### What you should do
In how many lines of the data does the word "клиентами" appear? Give the number by itself.

------------------------------

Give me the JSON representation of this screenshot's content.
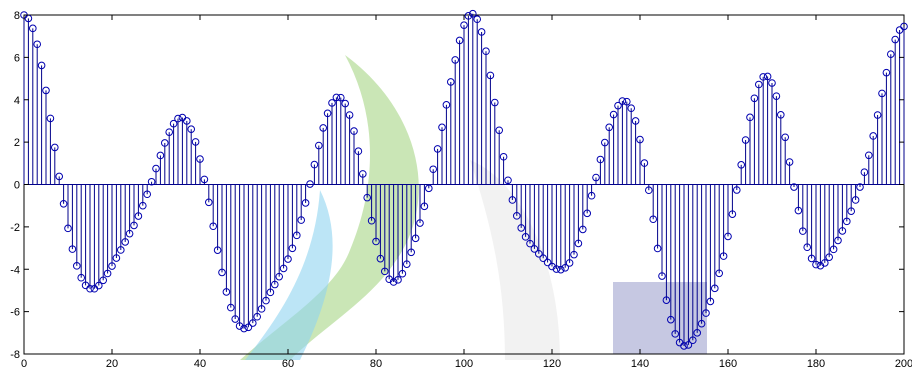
{
  "chart_data": {
    "type": "stem",
    "title": "",
    "xlabel": "",
    "ylabel": "",
    "xlim": [
      0,
      200
    ],
    "ylim": [
      -8,
      8
    ],
    "xticks": [
      0,
      20,
      40,
      60,
      80,
      100,
      120,
      140,
      160,
      180,
      200
    ],
    "yticks": [
      -8,
      -6,
      -4,
      -2,
      0,
      2,
      4,
      6,
      8
    ],
    "grid": false,
    "colors": {
      "stem": "#00008b",
      "marker": "#0000b0",
      "axes": "#000000",
      "background": "#ffffff",
      "watermark_blue": "#8fd3f0",
      "watermark_green": "#9fd27a",
      "watermark_gray": "#d9d9d9",
      "watermark_navy": "#8e91c6"
    },
    "series": [
      {
        "marker": "circle",
        "x": [
          0,
          1,
          2,
          3,
          4,
          5,
          6,
          7,
          8,
          9,
          10,
          11,
          12,
          13,
          14,
          15,
          16,
          17,
          18,
          19,
          20,
          21,
          22,
          23,
          24,
          25,
          26,
          27,
          28,
          29,
          30,
          31,
          32,
          33,
          34,
          35,
          36,
          37,
          38,
          39,
          40,
          41,
          42,
          43,
          44,
          45,
          46,
          47,
          48,
          49,
          50,
          51,
          52,
          53,
          54,
          55,
          56,
          57,
          58,
          59,
          60,
          61,
          62,
          63,
          64,
          65,
          66,
          67,
          68,
          69,
          70,
          71,
          72,
          73,
          74,
          75,
          76,
          77,
          78,
          79,
          80,
          81,
          82,
          83,
          84,
          85,
          86,
          87,
          88,
          89,
          90,
          91,
          92,
          93,
          94,
          95,
          96,
          97,
          98,
          99,
          100,
          101,
          102,
          103,
          104,
          105,
          106,
          107,
          108,
          109,
          110,
          111,
          112,
          113,
          114,
          115,
          116,
          117,
          118,
          119,
          120,
          121,
          122,
          123,
          124,
          125,
          126,
          127,
          128,
          129,
          130,
          131,
          132,
          133,
          134,
          135,
          136,
          137,
          138,
          139,
          140,
          141,
          142,
          143,
          144,
          145,
          146,
          147,
          148,
          149,
          150,
          151,
          152,
          153,
          154,
          155,
          156,
          157,
          158,
          159,
          160,
          161,
          162,
          163,
          164,
          165,
          166,
          167,
          168,
          169,
          170,
          171,
          172,
          173,
          174,
          175,
          176,
          177,
          178,
          179,
          180,
          181,
          182,
          183,
          184,
          185,
          186,
          187,
          188,
          189,
          190,
          191,
          192,
          193,
          194,
          195,
          196,
          197,
          198,
          199,
          200
        ],
        "y": [
          8,
          7.84,
          7.37,
          6.62,
          5.62,
          4.44,
          3.12,
          1.75,
          0.38,
          -0.91,
          -2.07,
          -3.05,
          -3.84,
          -4.4,
          -4.76,
          -4.92,
          -4.92,
          -4.77,
          -4.52,
          -4.2,
          -3.85,
          -3.47,
          -3.09,
          -2.71,
          -2.32,
          -1.93,
          -1.49,
          -1.0,
          -0.46,
          0.13,
          0.75,
          1.37,
          1.96,
          2.47,
          2.87,
          3.11,
          3.16,
          3.0,
          2.61,
          2.01,
          1.2,
          0.24,
          -0.84,
          -1.97,
          -3.1,
          -4.15,
          -5.07,
          -5.81,
          -6.35,
          -6.68,
          -6.8,
          -6.74,
          -6.54,
          -6.24,
          -5.87,
          -5.48,
          -5.09,
          -4.72,
          -4.35,
          -3.96,
          -3.52,
          -3.01,
          -2.4,
          -1.68,
          -0.87,
          0.02,
          0.94,
          1.84,
          2.67,
          3.36,
          3.85,
          4.11,
          4.1,
          3.82,
          3.28,
          2.52,
          1.57,
          0.5,
          -0.62,
          -1.71,
          -2.69,
          -3.5,
          -4.1,
          -4.47,
          -4.6,
          -4.5,
          -4.21,
          -3.76,
          -3.2,
          -2.54,
          -1.82,
          -1.03,
          -0.18,
          0.72,
          1.68,
          2.7,
          3.76,
          4.84,
          5.88,
          6.8,
          7.52,
          7.96,
          8.06,
          7.8,
          7.2,
          6.29,
          5.15,
          3.87,
          2.56,
          1.31,
          0.2,
          -0.73,
          -1.48,
          -2.05,
          -2.47,
          -2.79,
          -3.04,
          -3.27,
          -3.48,
          -3.68,
          -3.87,
          -3.99,
          -4.02,
          -3.93,
          -3.7,
          -3.31,
          -2.78,
          -2.12,
          -1.36,
          -0.53,
          0.33,
          1.18,
          1.98,
          2.7,
          3.3,
          3.72,
          3.94,
          3.91,
          3.6,
          3.0,
          2.12,
          1.01,
          -0.27,
          -1.64,
          -3.02,
          -4.32,
          -5.46,
          -6.38,
          -7.05,
          -7.46,
          -7.62,
          -7.57,
          -7.35,
          -7.0,
          -6.57,
          -6.07,
          -5.52,
          -4.9,
          -4.19,
          -3.38,
          -2.45,
          -1.4,
          -0.26,
          0.93,
          2.1,
          3.17,
          4.07,
          4.72,
          5.08,
          5.1,
          4.79,
          4.17,
          3.29,
          2.23,
          1.06,
          -0.12,
          -1.23,
          -2.2,
          -2.96,
          -3.49,
          -3.78,
          -3.83,
          -3.7,
          -3.43,
          -3.06,
          -2.64,
          -2.19,
          -1.74,
          -1.26,
          -0.73,
          -0.12,
          0.58,
          1.38,
          2.29,
          3.28,
          4.3,
          5.28,
          6.15,
          6.84,
          7.29,
          7.46
        ]
      }
    ]
  }
}
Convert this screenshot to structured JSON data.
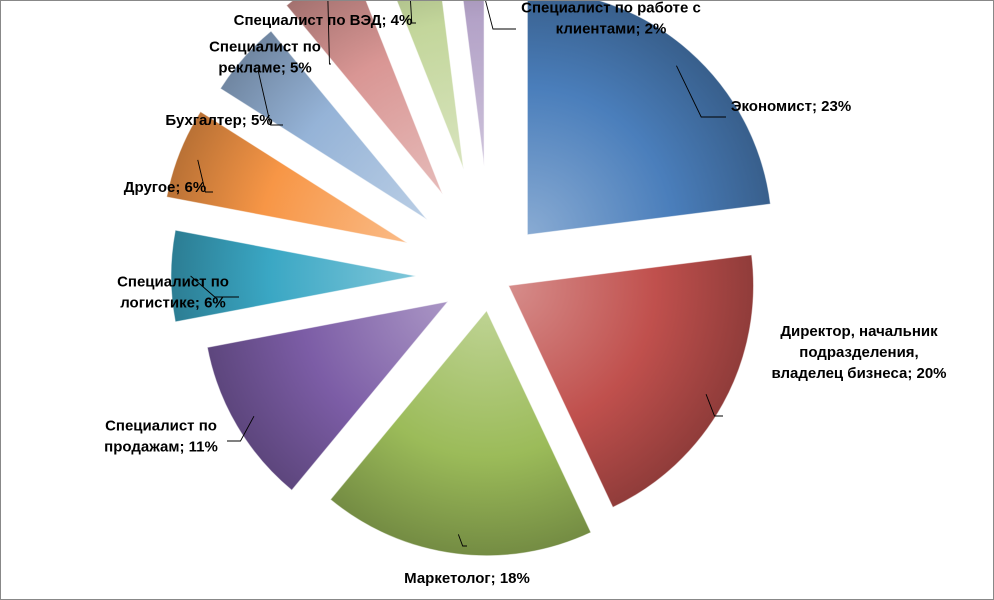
{
  "chart_data": {
    "type": "pie",
    "title": "",
    "legend": "none",
    "data_labels": "category; percent",
    "slices": [
      {
        "category": "Экономист",
        "value": 23,
        "label_lines": [
          "Экономист; 23%"
        ],
        "color": "#4a7ebb"
      },
      {
        "category": "Директор, начальник подразделения, владелец бизнеса",
        "value": 20,
        "label_lines": [
          "Директор, начальник",
          "подразделения,",
          "владелец бизнеса; 20%"
        ],
        "color": "#c0504d"
      },
      {
        "category": "Маркетолог",
        "value": 18,
        "label_lines": [
          "Маркетолог; 18%"
        ],
        "color": "#9bbb59"
      },
      {
        "category": "Специалист по продажам",
        "value": 11,
        "label_lines": [
          "Специалист по",
          "продажам; 11%"
        ],
        "color": "#7c5da6"
      },
      {
        "category": "Специалист по логистике",
        "value": 6,
        "label_lines": [
          "Специалист по",
          "логистике; 6%"
        ],
        "color": "#3aa7c4"
      },
      {
        "category": "Другое",
        "value": 6,
        "label_lines": [
          "Другое; 6%"
        ],
        "color": "#f79646"
      },
      {
        "category": "Бухгалтер",
        "value": 5,
        "label_lines": [
          "Бухгалтер; 5%"
        ],
        "color": "#95b3d7"
      },
      {
        "category": "Специалист по рекламе",
        "value": 5,
        "label_lines": [
          "Специалист по",
          "рекламе; 5%"
        ],
        "color": "#d99694"
      },
      {
        "category": "Специалист по ВЭД",
        "value": 4,
        "label_lines": [
          "Специалист по ВЭД; 4%"
        ],
        "color": "#c3d69b"
      },
      {
        "category": "Специалист по работе с клиентами",
        "value": 2,
        "label_lines": [
          "Специалист по работе с",
          "клиентами; 2%"
        ],
        "color": "#b3a2c7"
      }
    ]
  }
}
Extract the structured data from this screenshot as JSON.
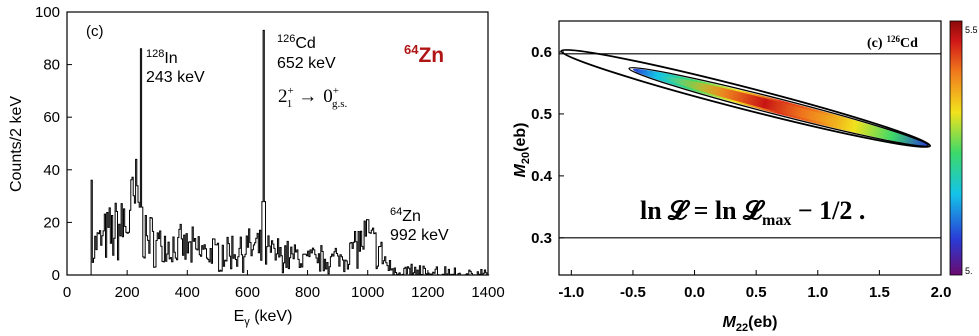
{
  "colors": {
    "axis": "#000000",
    "spectrum": "#000000",
    "zn_label": "#b01515",
    "contour": "#000000",
    "colorbar_stops": [
      "#6a0a6e",
      "#2a3bd6",
      "#14c4e8",
      "#3cd96a",
      "#f2e21d",
      "#f07a1d",
      "#d11818",
      "#8b0a0a"
    ]
  },
  "chart_data": [
    {
      "type": "line",
      "panel_label": "(c)",
      "xlabel": "Eγ (keV)",
      "xlabel_main": "E",
      "xlabel_sub": "γ",
      "xlabel_unit": " (keV)",
      "ylabel": "Counts/2 keV",
      "xlim": [
        0,
        1400
      ],
      "ylim": [
        0,
        100
      ],
      "xticks": [
        "0",
        "200",
        "400",
        "600",
        "800",
        "1000",
        "1200",
        "1400"
      ],
      "yticks": [
        "0",
        "20",
        "40",
        "60",
        "80",
        "100"
      ],
      "grid": false,
      "peaks": [
        {
          "x": 243,
          "y": 86
        },
        {
          "x": 652,
          "y": 93
        }
      ],
      "background_envelope": [
        {
          "x": 80,
          "y": 10
        },
        {
          "x": 150,
          "y": 16
        },
        {
          "x": 200,
          "y": 20
        },
        {
          "x": 230,
          "y": 28
        },
        {
          "x": 260,
          "y": 14
        },
        {
          "x": 320,
          "y": 11
        },
        {
          "x": 400,
          "y": 10
        },
        {
          "x": 500,
          "y": 8
        },
        {
          "x": 600,
          "y": 10
        },
        {
          "x": 700,
          "y": 8
        },
        {
          "x": 800,
          "y": 6
        },
        {
          "x": 900,
          "y": 6
        },
        {
          "x": 950,
          "y": 10
        },
        {
          "x": 1000,
          "y": 14
        },
        {
          "x": 1040,
          "y": 8
        },
        {
          "x": 1080,
          "y": 2
        },
        {
          "x": 1200,
          "y": 1
        },
        {
          "x": 1400,
          "y": 0
        }
      ],
      "annotations": {
        "in_peak": {
          "nucleus_mass": "128",
          "nucleus_symbol": "In",
          "energy": "243 keV"
        },
        "cd_peak": {
          "nucleus_mass": "126",
          "nucleus_symbol": "Cd",
          "energy": "652 keV"
        },
        "transition": {
          "initial": "2",
          "initial_sub": "1",
          "initial_sup": "+",
          "arrow": "→",
          "final": "0",
          "final_sub": "g.s.",
          "final_sup": "+"
        },
        "zn_title": {
          "mass": "64",
          "symbol": "Zn"
        },
        "zn_peak": {
          "nucleus_mass": "64",
          "nucleus_symbol": "Zn",
          "energy": "992 keV"
        }
      }
    },
    {
      "type": "heatmap",
      "panel_label": "(c)",
      "panel_nucleus_mass": "126",
      "panel_nucleus_symbol": "Cd",
      "xlabel": "M22(eb)",
      "xlabel_main": "M",
      "xlabel_sub": "22",
      "xlabel_unit": "(eb)",
      "ylabel": "M20(eb)",
      "ylabel_main": "M",
      "ylabel_sub": "20",
      "ylabel_unit": "(eb)",
      "xlim": [
        -1.1,
        2.0
      ],
      "ylim": [
        0.24,
        0.65
      ],
      "xticks": [
        "-1.0",
        "-0.5",
        "0.0",
        "0.5",
        "1.0",
        "1.5",
        "2.0"
      ],
      "xtick_values": [
        -1.0,
        -0.5,
        0.0,
        0.5,
        1.0,
        1.5,
        2.0
      ],
      "yticks": [
        "0.3",
        "0.4",
        "0.5",
        "0.6"
      ],
      "ytick_values": [
        0.3,
        0.4,
        0.5,
        0.6
      ],
      "horizontal_lines": [
        0.3,
        0.597
      ],
      "likelihood_region": {
        "start": {
          "x": -1.05,
          "y": 0.6
        },
        "end": {
          "x": 1.88,
          "y": 0.45
        },
        "peak": {
          "x": 0.25,
          "y": 0.52
        }
      },
      "equation": "ln 𝓛 = ln 𝓛max − 1/2 .",
      "equation_parts": {
        "lhs": "ln 𝓛 = ln 𝓛",
        "sub": "max",
        "rhs": " − 1/2 ."
      },
      "colorbar": {
        "max_label": "5.5",
        "min_label": "5."
      }
    }
  ]
}
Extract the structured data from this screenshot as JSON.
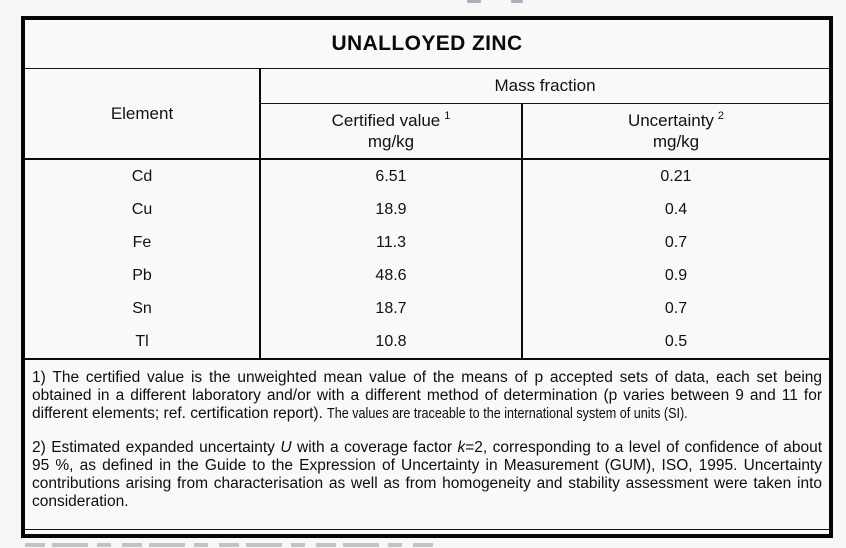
{
  "table": {
    "title": "UNALLOYED ZINC",
    "header": {
      "element": "Element",
      "mass_fraction": "Mass fraction",
      "certified_value_label": "Certified value",
      "certified_value_footnote_ref": "1",
      "certified_value_unit": "mg/kg",
      "uncertainty_label": "Uncertainty",
      "uncertainty_footnote_ref": "2",
      "uncertainty_unit": "mg/kg"
    },
    "rows": [
      {
        "element": "Cd",
        "certified_value": "6.51",
        "uncertainty": "0.21"
      },
      {
        "element": "Cu",
        "certified_value": "18.9",
        "uncertainty": "0.4"
      },
      {
        "element": "Fe",
        "certified_value": "11.3",
        "uncertainty": "0.7"
      },
      {
        "element": "Pb",
        "certified_value": "48.6",
        "uncertainty": "0.9"
      },
      {
        "element": "Sn",
        "certified_value": "18.7",
        "uncertainty": "0.7"
      },
      {
        "element": "Tl",
        "certified_value": "10.8",
        "uncertainty": "0.5"
      }
    ],
    "footnote1": {
      "body": "1) The certified value is the unweighted mean value of the means of p accepted sets of data, each set being obtained in a different laboratory and/or with a different method of determination (p varies between 9 and 11 for different elements; ref. certification report). ",
      "traceability_note": "The values are traceable to the international system of units (SI)."
    },
    "footnote2": {
      "part1": "2) Estimated expanded uncertainty ",
      "u_symbol": "U",
      "part2": " with a coverage factor ",
      "k_symbol": "k",
      "part3": "=2, corresponding to a level of confidence of about 95 %, as defined in the Guide to the Expression of Uncertainty in Measurement (GUM), ISO, 1995. Uncertainty contributions arising from characterisation as well as from homogeneity and stability assessment were taken into consideration."
    }
  },
  "colors": {
    "border": "#060606",
    "page_background": "#f7f7f6",
    "text": "#111111"
  }
}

------------------------------

### The output
2